#### [Short task]
Would you return all of this data exactly, leaving nothing out?
** Start Material for this exercise **
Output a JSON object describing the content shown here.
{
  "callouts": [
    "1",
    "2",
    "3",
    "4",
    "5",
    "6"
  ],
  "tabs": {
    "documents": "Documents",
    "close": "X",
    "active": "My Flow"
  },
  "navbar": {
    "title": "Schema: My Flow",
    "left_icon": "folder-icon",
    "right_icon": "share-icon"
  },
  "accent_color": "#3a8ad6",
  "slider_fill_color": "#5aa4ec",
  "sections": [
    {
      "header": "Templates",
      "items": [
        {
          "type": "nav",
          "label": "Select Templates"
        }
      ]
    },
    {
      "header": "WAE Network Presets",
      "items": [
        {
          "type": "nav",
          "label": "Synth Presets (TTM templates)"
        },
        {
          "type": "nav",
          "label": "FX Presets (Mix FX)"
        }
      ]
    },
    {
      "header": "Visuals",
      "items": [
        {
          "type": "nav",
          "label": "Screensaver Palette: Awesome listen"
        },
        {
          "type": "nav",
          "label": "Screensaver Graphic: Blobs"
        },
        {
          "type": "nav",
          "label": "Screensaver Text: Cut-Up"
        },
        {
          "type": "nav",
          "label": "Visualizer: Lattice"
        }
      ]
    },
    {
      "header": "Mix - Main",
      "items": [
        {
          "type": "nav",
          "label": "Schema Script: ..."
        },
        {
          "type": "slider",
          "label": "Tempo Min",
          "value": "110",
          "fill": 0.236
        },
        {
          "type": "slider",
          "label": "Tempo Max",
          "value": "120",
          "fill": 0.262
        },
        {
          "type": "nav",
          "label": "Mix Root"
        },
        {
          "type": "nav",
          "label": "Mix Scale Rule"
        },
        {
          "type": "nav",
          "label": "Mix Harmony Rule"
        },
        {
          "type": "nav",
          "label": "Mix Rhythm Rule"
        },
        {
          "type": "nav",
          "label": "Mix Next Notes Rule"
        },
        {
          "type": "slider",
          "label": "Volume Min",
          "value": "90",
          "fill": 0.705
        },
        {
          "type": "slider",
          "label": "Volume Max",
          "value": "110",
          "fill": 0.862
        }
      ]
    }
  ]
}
** End Material for this exercise **
#### [Written solution]
Output a JSON object describing the content shown here.
{
  "callouts": [
    "1",
    "2",
    "3",
    "4",
    "5",
    "6"
  ],
  "tabs": {
    "documents": "Documents",
    "close": "X",
    "active": "My Flow"
  },
  "navbar": {
    "title": "Schema: My Flow",
    "left_icon": "folder-icon",
    "right_icon": "share-icon"
  },
  "accent_color": "#3a8ad6",
  "slider_fill_color": "#5aa4ec",
  "sections": [
    {
      "header": "Templates",
      "items": [
        {
          "type": "nav",
          "label": "Select Templates"
        }
      ]
    },
    {
      "header": "WAE Network Presets",
      "items": [
        {
          "type": "nav",
          "label": "Synth Presets (TTM templates)"
        },
        {
          "type": "nav",
          "label": "FX Presets (Mix FX)"
        }
      ]
    },
    {
      "header": "Visuals",
      "items": [
        {
          "type": "nav",
          "label": "Screensaver Palette: Awesome listen"
        },
        {
          "type": "nav",
          "label": "Screensaver Graphic: Blobs"
        },
        {
          "type": "nav",
          "label": "Screensaver Text: Cut-Up"
        },
        {
          "type": "nav",
          "label": "Visualizer: Lattice"
        }
      ]
    },
    {
      "header": "Mix - Main",
      "items": [
        {
          "type": "nav",
          "label": "Schema Script: ..."
        },
        {
          "type": "slider",
          "label": "Tempo Min",
          "value": "110",
          "fill": 0.236
        },
        {
          "type": "slider",
          "label": "Tempo Max",
          "value": "120",
          "fill": 0.262
        },
        {
          "type": "nav",
          "label": "Mix Root"
        },
        {
          "type": "nav",
          "label": "Mix Scale Rule"
        },
        {
          "type": "nav",
          "label": "Mix Harmony Rule"
        },
        {
          "type": "nav",
          "label": "Mix Rhythm Rule"
        },
        {
          "type": "nav",
          "label": "Mix Next Notes Rule"
        },
        {
          "type": "slider",
          "label": "Volume Min",
          "value": "90",
          "fill": 0.705
        },
        {
          "type": "slider",
          "label": "Volume Max",
          "value": "110",
          "fill": 0.862
        }
      ]
    }
  ]
}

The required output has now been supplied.